- Exercise description -
Quote all entries in full, exactly.

Figure collection entries
——————
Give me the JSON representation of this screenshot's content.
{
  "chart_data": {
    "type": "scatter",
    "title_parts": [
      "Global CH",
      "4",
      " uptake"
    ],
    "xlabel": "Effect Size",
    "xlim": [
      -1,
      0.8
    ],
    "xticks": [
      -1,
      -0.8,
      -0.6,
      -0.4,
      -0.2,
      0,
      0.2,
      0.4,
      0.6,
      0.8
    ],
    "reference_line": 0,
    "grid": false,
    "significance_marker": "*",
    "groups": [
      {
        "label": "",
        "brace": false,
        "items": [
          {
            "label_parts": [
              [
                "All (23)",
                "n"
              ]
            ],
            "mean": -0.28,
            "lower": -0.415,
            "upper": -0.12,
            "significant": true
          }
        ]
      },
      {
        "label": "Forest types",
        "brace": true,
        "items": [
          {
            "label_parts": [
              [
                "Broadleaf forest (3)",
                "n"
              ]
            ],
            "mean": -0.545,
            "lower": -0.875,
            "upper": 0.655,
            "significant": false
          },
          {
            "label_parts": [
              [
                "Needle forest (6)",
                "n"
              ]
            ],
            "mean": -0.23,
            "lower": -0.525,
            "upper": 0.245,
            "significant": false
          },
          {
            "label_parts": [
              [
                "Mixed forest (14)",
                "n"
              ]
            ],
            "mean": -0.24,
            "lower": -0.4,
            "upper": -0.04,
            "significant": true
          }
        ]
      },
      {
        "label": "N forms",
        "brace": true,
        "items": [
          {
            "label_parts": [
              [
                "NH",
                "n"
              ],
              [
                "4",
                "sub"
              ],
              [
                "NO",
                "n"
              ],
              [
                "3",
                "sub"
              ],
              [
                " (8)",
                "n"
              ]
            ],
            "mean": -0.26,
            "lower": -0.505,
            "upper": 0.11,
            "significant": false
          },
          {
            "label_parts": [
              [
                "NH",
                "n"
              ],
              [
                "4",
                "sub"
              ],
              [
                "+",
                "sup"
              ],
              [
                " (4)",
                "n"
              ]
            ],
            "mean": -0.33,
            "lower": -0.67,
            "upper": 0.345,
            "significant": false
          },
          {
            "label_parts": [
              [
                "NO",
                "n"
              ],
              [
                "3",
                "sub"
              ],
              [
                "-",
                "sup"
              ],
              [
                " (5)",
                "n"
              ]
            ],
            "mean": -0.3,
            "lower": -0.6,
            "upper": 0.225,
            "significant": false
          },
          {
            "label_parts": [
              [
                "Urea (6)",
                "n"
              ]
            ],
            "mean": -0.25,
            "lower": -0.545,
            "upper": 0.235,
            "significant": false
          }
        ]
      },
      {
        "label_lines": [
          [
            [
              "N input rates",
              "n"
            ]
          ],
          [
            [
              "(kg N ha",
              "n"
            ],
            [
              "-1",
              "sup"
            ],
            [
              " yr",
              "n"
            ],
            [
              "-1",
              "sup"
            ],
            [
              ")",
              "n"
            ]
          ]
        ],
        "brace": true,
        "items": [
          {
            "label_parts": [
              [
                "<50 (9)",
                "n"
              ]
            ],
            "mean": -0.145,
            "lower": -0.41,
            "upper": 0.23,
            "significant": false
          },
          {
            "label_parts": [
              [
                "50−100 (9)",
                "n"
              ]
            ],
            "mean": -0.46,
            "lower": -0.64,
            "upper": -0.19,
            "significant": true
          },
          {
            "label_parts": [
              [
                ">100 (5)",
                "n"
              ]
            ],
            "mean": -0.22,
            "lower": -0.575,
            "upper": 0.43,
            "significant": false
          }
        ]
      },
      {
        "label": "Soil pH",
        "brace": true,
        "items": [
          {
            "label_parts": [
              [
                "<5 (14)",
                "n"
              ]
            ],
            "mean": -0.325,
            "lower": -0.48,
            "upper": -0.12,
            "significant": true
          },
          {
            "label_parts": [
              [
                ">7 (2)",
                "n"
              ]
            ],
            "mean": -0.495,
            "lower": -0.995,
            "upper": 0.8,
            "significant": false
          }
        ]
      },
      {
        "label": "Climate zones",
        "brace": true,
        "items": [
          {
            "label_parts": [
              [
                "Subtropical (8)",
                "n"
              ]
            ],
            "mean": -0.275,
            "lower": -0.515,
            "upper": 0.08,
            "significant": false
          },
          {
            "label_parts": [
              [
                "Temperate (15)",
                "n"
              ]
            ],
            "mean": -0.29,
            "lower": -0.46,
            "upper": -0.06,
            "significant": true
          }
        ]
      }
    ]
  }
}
——————
- Reply -
Give me the JSON representation of this screenshot's content.
{
  "chart_data": {
    "type": "scatter",
    "title_parts": [
      "Global CH",
      "4",
      " uptake"
    ],
    "xlabel": "Effect Size",
    "xlim": [
      -1,
      0.8
    ],
    "xticks": [
      -1,
      -0.8,
      -0.6,
      -0.4,
      -0.2,
      0,
      0.2,
      0.4,
      0.6,
      0.8
    ],
    "reference_line": 0,
    "grid": false,
    "significance_marker": "*",
    "groups": [
      {
        "label": "",
        "brace": false,
        "items": [
          {
            "label_parts": [
              [
                "All (23)",
                "n"
              ]
            ],
            "mean": -0.28,
            "lower": -0.415,
            "upper": -0.12,
            "significant": true
          }
        ]
      },
      {
        "label": "Forest types",
        "brace": true,
        "items": [
          {
            "label_parts": [
              [
                "Broadleaf forest (3)",
                "n"
              ]
            ],
            "mean": -0.545,
            "lower": -0.875,
            "upper": 0.655,
            "significant": false
          },
          {
            "label_parts": [
              [
                "Needle forest (6)",
                "n"
              ]
            ],
            "mean": -0.23,
            "lower": -0.525,
            "upper": 0.245,
            "significant": false
          },
          {
            "label_parts": [
              [
                "Mixed forest (14)",
                "n"
              ]
            ],
            "mean": -0.24,
            "lower": -0.4,
            "upper": -0.04,
            "significant": true
          }
        ]
      },
      {
        "label": "N forms",
        "brace": true,
        "items": [
          {
            "label_parts": [
              [
                "NH",
                "n"
              ],
              [
                "4",
                "sub"
              ],
              [
                "NO",
                "n"
              ],
              [
                "3",
                "sub"
              ],
              [
                " (8)",
                "n"
              ]
            ],
            "mean": -0.26,
            "lower": -0.505,
            "upper": 0.11,
            "significant": false
          },
          {
            "label_parts": [
              [
                "NH",
                "n"
              ],
              [
                "4",
                "sub"
              ],
              [
                "+",
                "sup"
              ],
              [
                " (4)",
                "n"
              ]
            ],
            "mean": -0.33,
            "lower": -0.67,
            "upper": 0.345,
            "significant": false
          },
          {
            "label_parts": [
              [
                "NO",
                "n"
              ],
              [
                "3",
                "sub"
              ],
              [
                "-",
                "sup"
              ],
              [
                " (5)",
                "n"
              ]
            ],
            "mean": -0.3,
            "lower": -0.6,
            "upper": 0.225,
            "significant": false
          },
          {
            "label_parts": [
              [
                "Urea (6)",
                "n"
              ]
            ],
            "mean": -0.25,
            "lower": -0.545,
            "upper": 0.235,
            "significant": false
          }
        ]
      },
      {
        "label_lines": [
          [
            [
              "N input rates",
              "n"
            ]
          ],
          [
            [
              "(kg N ha",
              "n"
            ],
            [
              "-1",
              "sup"
            ],
            [
              " yr",
              "n"
            ],
            [
              "-1",
              "sup"
            ],
            [
              ")",
              "n"
            ]
          ]
        ],
        "brace": true,
        "items": [
          {
            "label_parts": [
              [
                "<50 (9)",
                "n"
              ]
            ],
            "mean": -0.145,
            "lower": -0.41,
            "upper": 0.23,
            "significant": false
          },
          {
            "label_parts": [
              [
                "50−100 (9)",
                "n"
              ]
            ],
            "mean": -0.46,
            "lower": -0.64,
            "upper": -0.19,
            "significant": true
          },
          {
            "label_parts": [
              [
                ">100 (5)",
                "n"
              ]
            ],
            "mean": -0.22,
            "lower": -0.575,
            "upper": 0.43,
            "significant": false
          }
        ]
      },
      {
        "label": "Soil pH",
        "brace": true,
        "items": [
          {
            "label_parts": [
              [
                "<5 (14)",
                "n"
              ]
            ],
            "mean": -0.325,
            "lower": -0.48,
            "upper": -0.12,
            "significant": true
          },
          {
            "label_parts": [
              [
                ">7 (2)",
                "n"
              ]
            ],
            "mean": -0.495,
            "lower": -0.995,
            "upper": 0.8,
            "significant": false
          }
        ]
      },
      {
        "label": "Climate zones",
        "brace": true,
        "items": [
          {
            "label_parts": [
              [
                "Subtropical (8)",
                "n"
              ]
            ],
            "mean": -0.275,
            "lower": -0.515,
            "upper": 0.08,
            "significant": false
          },
          {
            "label_parts": [
              [
                "Temperate (15)",
                "n"
              ]
            ],
            "mean": -0.29,
            "lower": -0.46,
            "upper": -0.06,
            "significant": true
          }
        ]
      }
    ]
  }
}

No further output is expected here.